# What you should do:
Images are not part of the copy; write out the rest of the data exactly as given.

# Provided records:
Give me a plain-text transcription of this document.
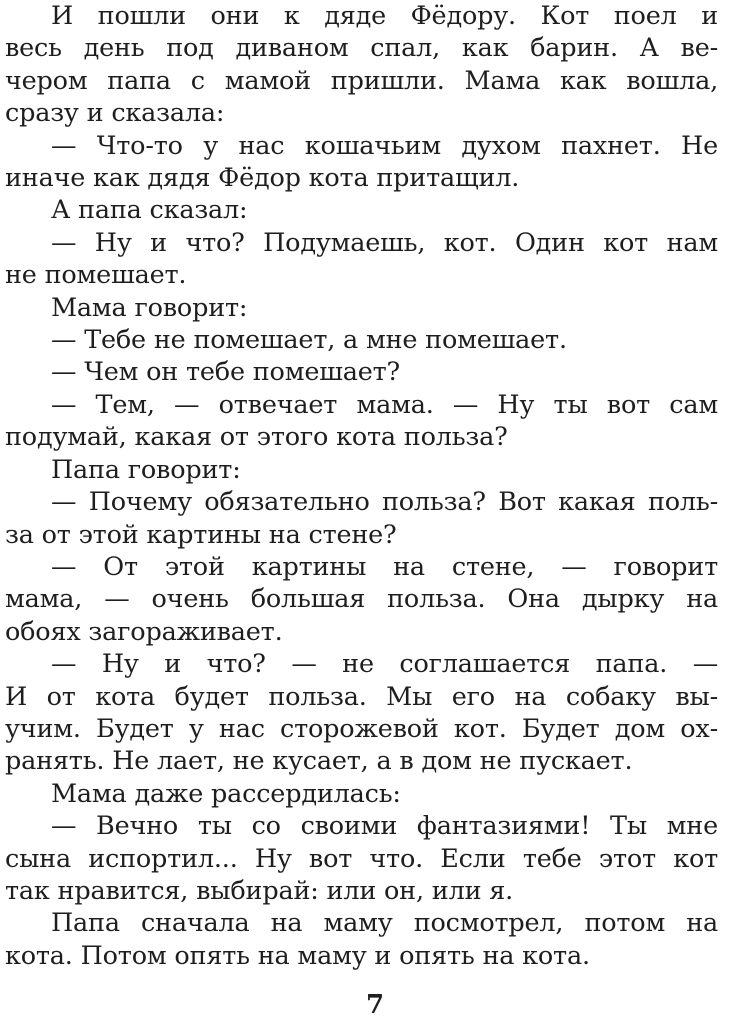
И пошли они к дяде Фёдору. Кот поел и
весь день под диваном спал, как барин. А ве-
чером папа с мамой пришли. Мама как вошла,
сразу и сказала:
— Что-то у нас кошачьим духом пахнет. Не
иначе как дядя Фёдор кота притащил.
А папа сказал:
— Ну и что? Подумаешь, кот. Один кот нам
не помешает.
Мама говорит:
— Тебе не помешает, а мне помешает.
— Чем он тебе помешает?
— Тем, — отвечает мама. — Ну ты вот сам
подумай, какая от этого кота польза?
Папа говорит:
— Почему обязательно польза? Вот какая поль-
за от этой картины на стене?
— От этой картины на стене, — говорит
мама, — очень большая польза. Она дырку на
обоях загораживает.
— Ну и что? — не соглашается папа. —
И от кота будет польза. Мы его на собаку вы-
учим. Будет у нас сторожевой кот. Будет дом ох-
ранять. Не лает, не кусает, а в дом не пускает.
Мама даже рассердилась:
— Вечно ты со своими фантазиями! Ты мне
сына испортил... Ну вот что. Если тебе этот кот
так нравится, выбирай: или он, или я.
Папа сначала на маму посмотрел, потом на
кота. Потом опять на маму и опять на кота.
7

# Answer to this task:
Give me a plain-text transcription of this document.
И пошли они к дяде Фёдору. Кот поел и
весь день под диваном спал, как барин. А ве-
чером папа с мамой пришли. Мама как вошла,
сразу и сказала:
— Что-то у нас кошачьим духом пахнет. Не
иначе как дядя Фёдор кота притащил.
А папа сказал:
— Ну и что? Подумаешь, кот. Один кот нам
не помешает.
Мама говорит:
— Тебе не помешает, а мне помешает.
— Чем он тебе помешает?
— Тем, — отвечает мама. — Ну ты вот сам
подумай, какая от этого кота польза?
Папа говорит:
— Почему обязательно польза? Вот какая поль-
за от этой картины на стене?
— От этой картины на стене, — говорит
мама, — очень большая польза. Она дырку на
обоях загораживает.
— Ну и что? — не соглашается папа. —
И от кота будет польза. Мы его на собаку вы-
учим. Будет у нас сторожевой кот. Будет дом ох-
ранять. Не лает, не кусает, а в дом не пускает.
Мама даже рассердилась:
— Вечно ты со своими фантазиями! Ты мне
сына испортил... Ну вот что. Если тебе этот кот
так нравится, выбирай: или он, или я.
Папа сначала на маму посмотрел, потом на
кота. Потом опять на маму и опять на кота.
7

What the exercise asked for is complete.